PROBLEM STATEMENT -
All of the entries need to be written out again, exactly as they are.

RECORD EXTRACTS -
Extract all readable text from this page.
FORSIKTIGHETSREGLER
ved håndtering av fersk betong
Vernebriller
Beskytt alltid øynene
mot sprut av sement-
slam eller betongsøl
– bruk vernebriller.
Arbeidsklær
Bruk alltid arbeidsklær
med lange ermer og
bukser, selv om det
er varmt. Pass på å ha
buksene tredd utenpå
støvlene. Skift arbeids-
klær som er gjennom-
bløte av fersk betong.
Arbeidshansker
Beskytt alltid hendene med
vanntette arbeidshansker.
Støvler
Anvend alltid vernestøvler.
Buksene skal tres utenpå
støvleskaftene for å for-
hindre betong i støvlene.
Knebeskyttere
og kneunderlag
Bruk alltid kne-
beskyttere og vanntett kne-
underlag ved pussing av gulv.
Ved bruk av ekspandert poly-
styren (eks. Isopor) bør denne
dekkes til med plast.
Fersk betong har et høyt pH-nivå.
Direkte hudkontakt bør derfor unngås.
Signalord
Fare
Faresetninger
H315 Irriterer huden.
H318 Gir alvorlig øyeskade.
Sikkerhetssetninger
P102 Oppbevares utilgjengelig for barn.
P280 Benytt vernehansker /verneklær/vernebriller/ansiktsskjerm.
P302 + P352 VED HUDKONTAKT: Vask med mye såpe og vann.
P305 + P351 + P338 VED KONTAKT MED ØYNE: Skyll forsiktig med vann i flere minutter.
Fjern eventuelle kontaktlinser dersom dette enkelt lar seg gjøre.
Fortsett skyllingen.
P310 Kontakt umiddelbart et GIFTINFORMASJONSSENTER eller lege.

THE RESULT -
Extract all readable text from this page.
FORSIKTIGHETSREGLER
ved håndtering av fersk betong
Vernebriller
Beskytt alltid øynene
mot sprut av sement-
slam eller betongsøl
– bruk vernebriller.
Arbeidsklær
Bruk alltid arbeidsklær
med lange ermer og
bukser, selv om det
er varmt. Pass på å ha
buksene tredd utenpå
støvlene. Skift arbeids-
klær som er gjennom-
bløte av fersk betong.
Arbeidshansker
Beskytt alltid hendene med
vanntette arbeidshansker.
Støvler
Anvend alltid vernestøvler.
Buksene skal tres utenpå
støvleskaftene for å for-
hindre betong i støvlene.
Knebeskyttere
og kneunderlag
Bruk alltid kne-
beskyttere og vanntett kne-
underlag ved pussing av gulv.
Ved bruk av ekspandert poly-
styren (eks. Isopor) bør denne
dekkes til med plast.
Fersk betong har et høyt pH-nivå.
Direkte hudkontakt bør derfor unngås.
Signalord
Fare
Faresetninger
H315 Irriterer huden.
H318 Gir alvorlig øyeskade.
Sikkerhetssetninger
P102 Oppbevares utilgjengelig for barn.
P280 Benytt vernehansker /verneklær/vernebriller/ansiktsskjerm.
P302 + P352 VED HUDKONTAKT: Vask med mye såpe og vann.
P305 + P351 + P338 VED KONTAKT MED ØYNE: Skyll forsiktig med vann i flere minutter.
Fjern eventuelle kontaktlinser dersom dette enkelt lar seg gjøre.
Fortsett skyllingen.
P310 Kontakt umiddelbart et GIFTINFORMASJONSSENTER eller lege.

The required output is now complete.